Given information:
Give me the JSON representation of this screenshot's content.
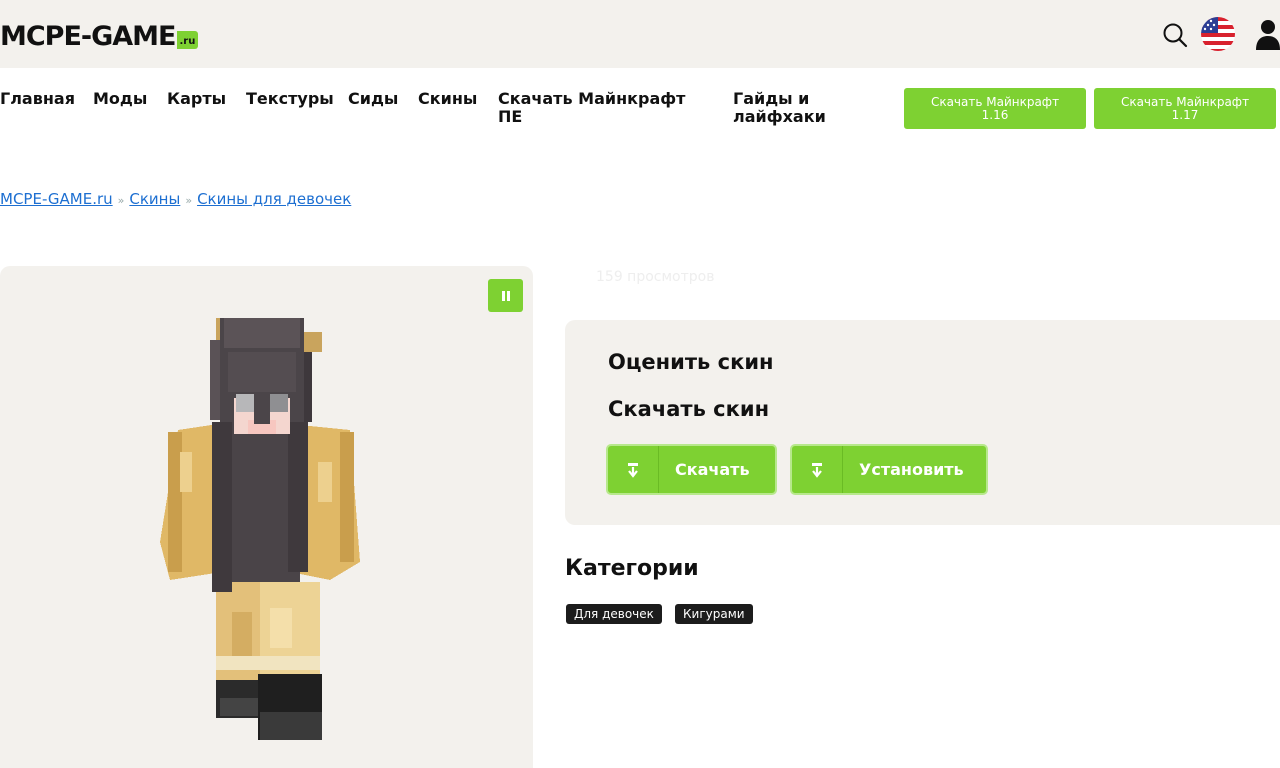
{
  "header": {
    "logo_text": "MCPE-GAME",
    "logo_suffix": ".ru",
    "icons": [
      "search-icon",
      "us-flag-icon",
      "user-icon"
    ]
  },
  "nav": {
    "items": [
      {
        "label": "Главная"
      },
      {
        "label": "Моды"
      },
      {
        "label": "Карты"
      },
      {
        "label": "Текстуры"
      },
      {
        "label": "Сиды"
      },
      {
        "label": "Скины"
      },
      {
        "label": "Скачать Майнкрафт\nПЕ"
      },
      {
        "label": "Гайды и\nлайфхаки"
      }
    ],
    "download_buttons": [
      {
        "label": "Скачать Майнкрафт\n1.16"
      },
      {
        "label": "Скачать Майнкрафт\n1.17"
      }
    ]
  },
  "breadcrumb": {
    "items": [
      "MCPE-GAME.ru",
      "Скины",
      "Скины для девочек"
    ],
    "separator": "»"
  },
  "skin": {
    "views": "159 просмотров"
  },
  "panel": {
    "rate_title": "Оценить скин",
    "download_title": "Скачать скин",
    "download_label": "Скачать",
    "install_label": "Установить"
  },
  "categories": {
    "title": "Категории",
    "tags": [
      "Для девочек",
      "Кигурами"
    ]
  },
  "colors": {
    "accent": "#7ed132",
    "panel_bg": "#f3f1ed",
    "link": "#1d6fd1",
    "tag_bg": "#1c1c1c"
  }
}
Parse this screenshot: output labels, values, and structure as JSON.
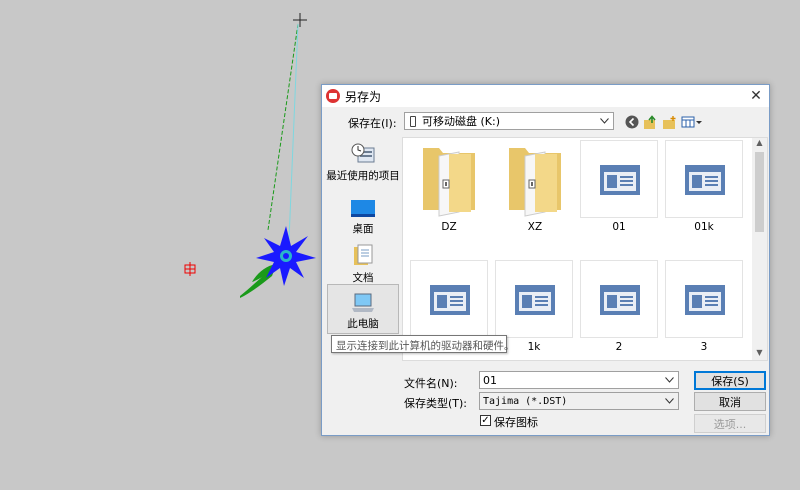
{
  "dialog": {
    "title": "另存为",
    "close_glyph": "✕",
    "save_in_label": "保存在(I):",
    "save_in_value": "可移动磁盘 (K:)",
    "places": [
      {
        "label": "最近使用的项目",
        "icon": "recent-items-icon"
      },
      {
        "label": "桌面",
        "icon": "desktop-icon"
      },
      {
        "label": "文档",
        "icon": "documents-icon"
      },
      {
        "label": "此电脑",
        "icon": "this-pc-icon",
        "selected": true
      }
    ],
    "files": [
      {
        "name": "DZ",
        "type": "folder"
      },
      {
        "name": "XZ",
        "type": "folder"
      },
      {
        "name": "01",
        "type": "file"
      },
      {
        "name": "01k",
        "type": "file"
      },
      {
        "name": "",
        "type": "file"
      },
      {
        "name": "1k",
        "type": "file"
      },
      {
        "name": "2",
        "type": "file"
      },
      {
        "name": "3",
        "type": "file"
      }
    ],
    "tooltip": "显示连接到此计算机的驱动器和硬件。",
    "filename_label": "文件名(N):",
    "filename_value": "01",
    "filetype_label": "保存类型(T):",
    "filetype_value": "Tajima (*.DST)",
    "save_button": "保存(S)",
    "cancel_button": "取消",
    "options_button": "选项...",
    "save_icon_checkbox_label": "保存图标",
    "save_icon_checked": true
  },
  "colors": {
    "canvas_bg": "#c8c8c8",
    "flower_blue": "#1a1aff",
    "leaf_green": "#1a9a1a",
    "accent": "#0078d7"
  }
}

Exercise description: Every entry must be reproduced exactly, with the images left out.

Full answer:
Give me the JSON representation of this screenshot's content.
{
  "header": {
    "logo_text": "MCPE-GAME",
    "logo_suffix": ".ru",
    "icons": [
      "search-icon",
      "us-flag-icon",
      "user-icon"
    ]
  },
  "nav": {
    "items": [
      {
        "label": "Главная"
      },
      {
        "label": "Моды"
      },
      {
        "label": "Карты"
      },
      {
        "label": "Текстуры"
      },
      {
        "label": "Сиды"
      },
      {
        "label": "Скины"
      },
      {
        "label": "Скачать Майнкрафт\nПЕ"
      },
      {
        "label": "Гайды и\nлайфхаки"
      }
    ],
    "download_buttons": [
      {
        "label": "Скачать Майнкрафт\n1.16"
      },
      {
        "label": "Скачать Майнкрафт\n1.17"
      }
    ]
  },
  "breadcrumb": {
    "items": [
      "MCPE-GAME.ru",
      "Скины",
      "Скины для девочек"
    ],
    "separator": "»"
  },
  "skin": {
    "views": "159 просмотров"
  },
  "panel": {
    "rate_title": "Оценить скин",
    "download_title": "Скачать скин",
    "download_label": "Скачать",
    "install_label": "Установить"
  },
  "categories": {
    "title": "Категории",
    "tags": [
      "Для девочек",
      "Кигурами"
    ]
  },
  "colors": {
    "accent": "#7ed132",
    "panel_bg": "#f3f1ed",
    "link": "#1d6fd1",
    "tag_bg": "#1c1c1c"
  }
}
Parse this screenshot: output labels, values, and structure as JSON.
{
  "dialog": {
    "title": "另存为",
    "close_glyph": "✕",
    "save_in_label": "保存在(I):",
    "save_in_value": "可移动磁盘 (K:)",
    "places": [
      {
        "label": "最近使用的项目",
        "icon": "recent-items-icon"
      },
      {
        "label": "桌面",
        "icon": "desktop-icon"
      },
      {
        "label": "文档",
        "icon": "documents-icon"
      },
      {
        "label": "此电脑",
        "icon": "this-pc-icon",
        "selected": true
      }
    ],
    "files": [
      {
        "name": "DZ",
        "type": "folder"
      },
      {
        "name": "XZ",
        "type": "folder"
      },
      {
        "name": "01",
        "type": "file"
      },
      {
        "name": "01k",
        "type": "file"
      },
      {
        "name": "",
        "type": "file"
      },
      {
        "name": "1k",
        "type": "file"
      },
      {
        "name": "2",
        "type": "file"
      },
      {
        "name": "3",
        "type": "file"
      }
    ],
    "tooltip": "显示连接到此计算机的驱动器和硬件。",
    "filename_label": "文件名(N):",
    "filename_value": "01",
    "filetype_label": "保存类型(T):",
    "filetype_value": "Tajima (*.DST)",
    "save_button": "保存(S)",
    "cancel_button": "取消",
    "options_button": "选项...",
    "save_icon_checkbox_label": "保存图标",
    "save_icon_checked": true
  },
  "colors": {
    "canvas_bg": "#c8c8c8",
    "flower_blue": "#1a1aff",
    "leaf_green": "#1a9a1a",
    "accent": "#0078d7"
  }
}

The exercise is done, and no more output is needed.